= GIVEN INSTRUCTION =
Set down the final stretch of the data, from the line that holds "Serialize everything readable" through the last line, both included, with pictures left out.

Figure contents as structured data
⁂

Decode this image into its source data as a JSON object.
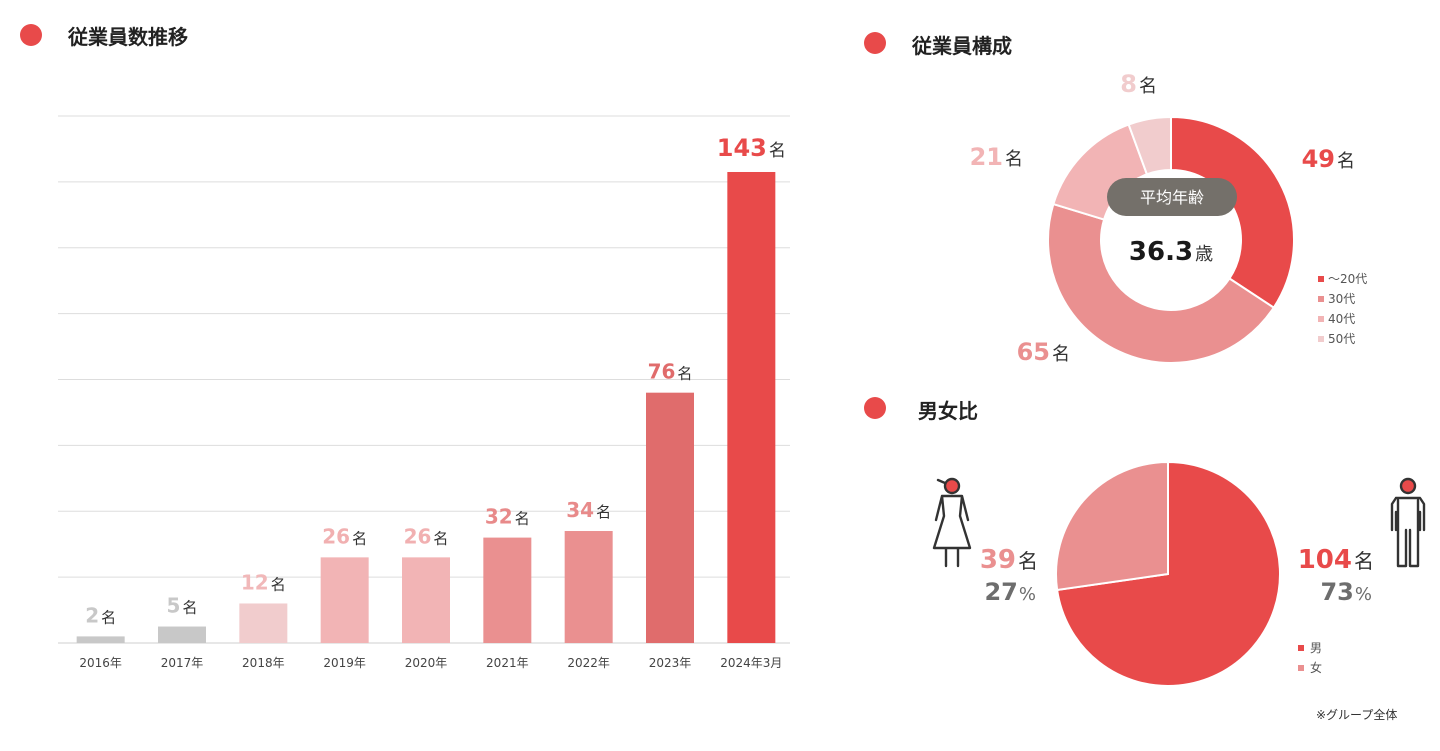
{
  "titles": {
    "growth": "従業員数推移",
    "composition": "従業員構成",
    "gender": "男女比"
  },
  "colors": {
    "accent": "#e84a4a",
    "grey": "#c8c8c8",
    "pink_light": "#f1cccd",
    "pink": "#f2b4b5",
    "rose": "#ea9090",
    "rose_dark": "#e06c6c",
    "red": "#e84a4a",
    "avg_badge": "#74706a"
  },
  "unit": "名",
  "percent_unit": "%",
  "footnote": "※グループ全体",
  "chart_data": [
    {
      "id": "employee-growth",
      "type": "bar",
      "categories": [
        "2016年",
        "2017年",
        "2018年",
        "2019年",
        "2020年",
        "2021年",
        "2022年",
        "2023年",
        "2024年3月"
      ],
      "values": [
        2,
        5,
        12,
        26,
        26,
        32,
        34,
        76,
        143
      ],
      "labels": [
        "2",
        "5",
        "12",
        "26",
        "26",
        "32",
        "34",
        "76",
        "143"
      ],
      "unit": "名",
      "ylim": [
        0,
        160
      ],
      "grid": true,
      "colors": [
        "#c8c8c8",
        "#c8c8c8",
        "#f1cccd",
        "#f2b4b5",
        "#f2b4b5",
        "#ea9090",
        "#ea9090",
        "#e06c6c",
        "#e84a4a"
      ],
      "label_colors": [
        "#c8c8c8",
        "#c8c8c8",
        "#f1b8b9",
        "#f1b0b1",
        "#f1b0b1",
        "#e88a8a",
        "#e88a8a",
        "#e06c6c",
        "#e84a4a"
      ]
    },
    {
      "id": "age-composition",
      "type": "pie",
      "donut": true,
      "categories": [
        "〜20代",
        "30代",
        "40代",
        "50代"
      ],
      "values": [
        49,
        65,
        21,
        8
      ],
      "labels": [
        "49",
        "65",
        "21",
        "8"
      ],
      "unit": "名",
      "colors": [
        "#e84a4a",
        "#ea9090",
        "#f2b4b5",
        "#f1cccd"
      ],
      "label_colors": [
        "#e84a4a",
        "#ea9090",
        "#f2b4b5",
        "#f1cccd"
      ],
      "legend_position": "right",
      "center": {
        "badge": "平均年齢",
        "value": "36.3",
        "unit": "歳"
      }
    },
    {
      "id": "gender-ratio",
      "type": "pie",
      "categories": [
        "男",
        "女"
      ],
      "values": [
        104,
        39
      ],
      "labels": [
        "104",
        "39"
      ],
      "percents": [
        "73",
        "27"
      ],
      "unit": "名",
      "colors": [
        "#e84a4a",
        "#ea9090"
      ],
      "label_colors": [
        "#e84a4a",
        "#ea9090"
      ],
      "percent_color": "#6d6d6d",
      "legend_position": "bottom-right"
    }
  ]
}
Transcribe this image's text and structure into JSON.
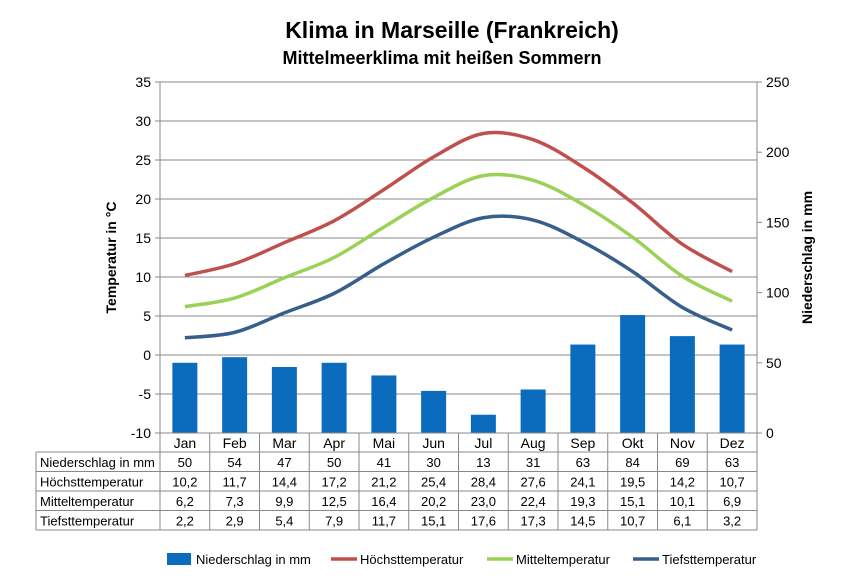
{
  "title": "Klima in Marseille (Frankreich)",
  "subtitle": "Mittelmeerklima mit heißen Sommern",
  "chart_data": {
    "type": "bar",
    "title": "Klima in Marseille (Frankreich)",
    "subtitle": "Mittelmeerklima mit heißen Sommern",
    "categories": [
      "Jan",
      "Feb",
      "Mar",
      "Apr",
      "Mai",
      "Jun",
      "Jul",
      "Aug",
      "Sep",
      "Okt",
      "Nov",
      "Dez"
    ],
    "ylabel_left": "Temperatur in °C",
    "ylabel_right": "Niederschlag in mm",
    "ylim_left": [
      -10,
      35
    ],
    "ylim_right": [
      0,
      250
    ],
    "yticks_left": [
      "35",
      "30",
      "25",
      "20",
      "15",
      "10",
      "5",
      "0",
      "-5",
      "-10"
    ],
    "yticks_right": [
      "250",
      "200",
      "150",
      "100",
      "50",
      "0"
    ],
    "grid": true,
    "legend_position": "bottom",
    "series": [
      {
        "name": "Niederschlag in mm",
        "type": "bar",
        "axis": "right",
        "color": "#0b6cbd",
        "values": [
          50,
          54,
          47,
          50,
          41,
          30,
          13,
          31,
          63,
          84,
          69,
          63
        ],
        "labels": [
          "50",
          "54",
          "47",
          "50",
          "41",
          "30",
          "13",
          "31",
          "63",
          "84",
          "69",
          "63"
        ]
      },
      {
        "name": "Höchsttemperatur",
        "type": "line",
        "axis": "left",
        "color": "#c0504d",
        "values": [
          10.2,
          11.7,
          14.4,
          17.2,
          21.2,
          25.4,
          28.4,
          27.6,
          24.1,
          19.5,
          14.2,
          10.7
        ],
        "labels": [
          "10,2",
          "11,7",
          "14,4",
          "17,2",
          "21,2",
          "25,4",
          "28,4",
          "27,6",
          "24,1",
          "19,5",
          "14,2",
          "10,7"
        ]
      },
      {
        "name": "Mitteltemperatur",
        "type": "line",
        "axis": "left",
        "color": "#9bd157",
        "values": [
          6.2,
          7.3,
          9.9,
          12.5,
          16.4,
          20.2,
          23.0,
          22.4,
          19.3,
          15.1,
          10.1,
          6.9
        ],
        "labels": [
          "6,2",
          "7,3",
          "9,9",
          "12,5",
          "16,4",
          "20,2",
          "23,0",
          "22,4",
          "19,3",
          "15,1",
          "10,1",
          "6,9"
        ]
      },
      {
        "name": "Tiefsttemperatur",
        "type": "line",
        "axis": "left",
        "color": "#375f8c",
        "values": [
          2.2,
          2.9,
          5.4,
          7.9,
          11.7,
          15.1,
          17.6,
          17.3,
          14.5,
          10.7,
          6.1,
          3.2
        ],
        "labels": [
          "2,2",
          "2,9",
          "5,4",
          "7,9",
          "11,7",
          "15,1",
          "17,6",
          "17,3",
          "14,5",
          "10,7",
          "6,1",
          "3,2"
        ]
      }
    ]
  }
}
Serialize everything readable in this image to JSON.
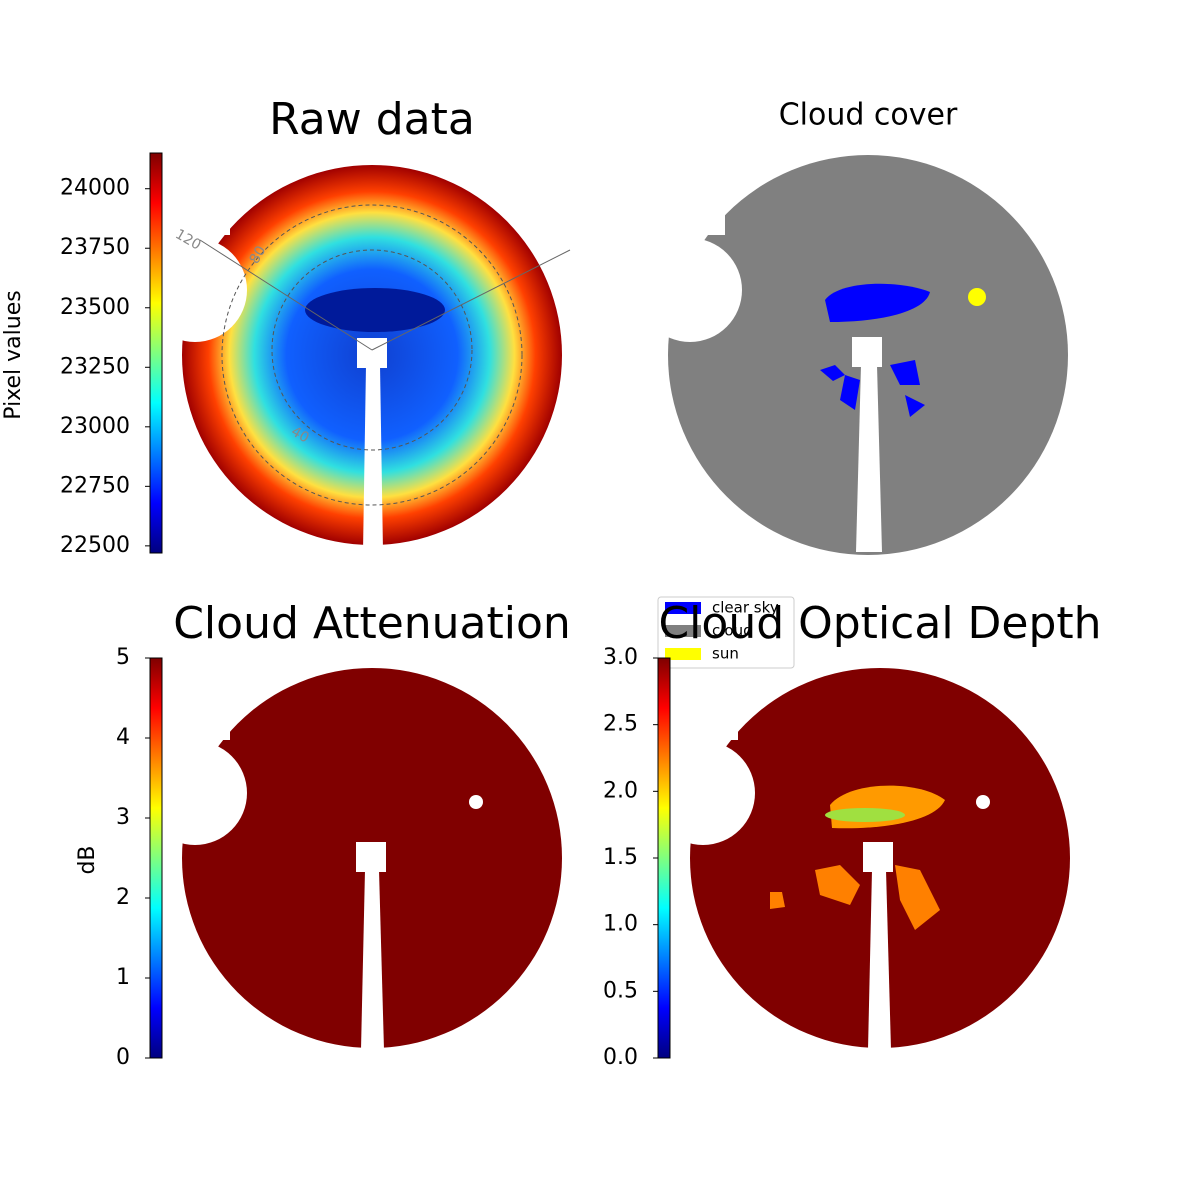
{
  "chart_data": [
    {
      "type": "image",
      "title": "Raw data",
      "colormap": "jet",
      "colorbar_label": "Pixel values",
      "ylim": [
        22470,
        24150
      ],
      "yticks": [
        22500,
        22750,
        23000,
        23250,
        23500,
        23750,
        24000
      ],
      "polar_labels": [
        "120",
        "80",
        "40"
      ]
    },
    {
      "type": "image",
      "title": "Cloud cover",
      "series": [
        {
          "name": "clear sky",
          "color": "#0000ff"
        },
        {
          "name": "cloud",
          "color": "#808080"
        },
        {
          "name": "sun",
          "color": "#ffff00"
        }
      ]
    },
    {
      "type": "image",
      "title": "Cloud Attenuation",
      "colormap": "jet",
      "colorbar_label": "dB",
      "ylim": [
        0,
        5
      ],
      "yticks": [
        0,
        1,
        2,
        3,
        4,
        5
      ]
    },
    {
      "type": "image",
      "title": "Cloud Optical Depth",
      "colormap": "jet",
      "ylim": [
        0,
        3
      ],
      "yticks": [
        {
          "value": 0,
          "label": "0.0"
        },
        {
          "value": 0.5,
          "label": "0.5"
        },
        {
          "value": 1,
          "label": "1.0"
        },
        {
          "value": 1.5,
          "label": "1.5"
        },
        {
          "value": 2,
          "label": "2.0"
        },
        {
          "value": 2.5,
          "label": "2.5"
        },
        {
          "value": 3,
          "label": "3.0"
        }
      ]
    }
  ]
}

⁂

= TASK ANSWER =
Serialize everything readable in this image to JSON.
{
  "chart_data": [
    {
      "type": "image",
      "title": "Raw data",
      "colormap": "jet",
      "colorbar_label": "Pixel values",
      "ylim": [
        22470,
        24150
      ],
      "yticks": [
        22500,
        22750,
        23000,
        23250,
        23500,
        23750,
        24000
      ],
      "polar_labels": [
        "120",
        "80",
        "40"
      ]
    },
    {
      "type": "image",
      "title": "Cloud cover",
      "series": [
        {
          "name": "clear sky",
          "color": "#0000ff"
        },
        {
          "name": "cloud",
          "color": "#808080"
        },
        {
          "name": "sun",
          "color": "#ffff00"
        }
      ]
    },
    {
      "type": "image",
      "title": "Cloud Attenuation",
      "colormap": "jet",
      "colorbar_label": "dB",
      "ylim": [
        0,
        5
      ],
      "yticks": [
        0,
        1,
        2,
        3,
        4,
        5
      ]
    },
    {
      "type": "image",
      "title": "Cloud Optical Depth",
      "colormap": "jet",
      "ylim": [
        0,
        3
      ],
      "yticks": [
        {
          "value": 0,
          "label": "0.0"
        },
        {
          "value": 0.5,
          "label": "0.5"
        },
        {
          "value": 1,
          "label": "1.0"
        },
        {
          "value": 1.5,
          "label": "1.5"
        },
        {
          "value": 2,
          "label": "2.0"
        },
        {
          "value": 2.5,
          "label": "2.5"
        },
        {
          "value": 3,
          "label": "3.0"
        }
      ]
    }
  ]
}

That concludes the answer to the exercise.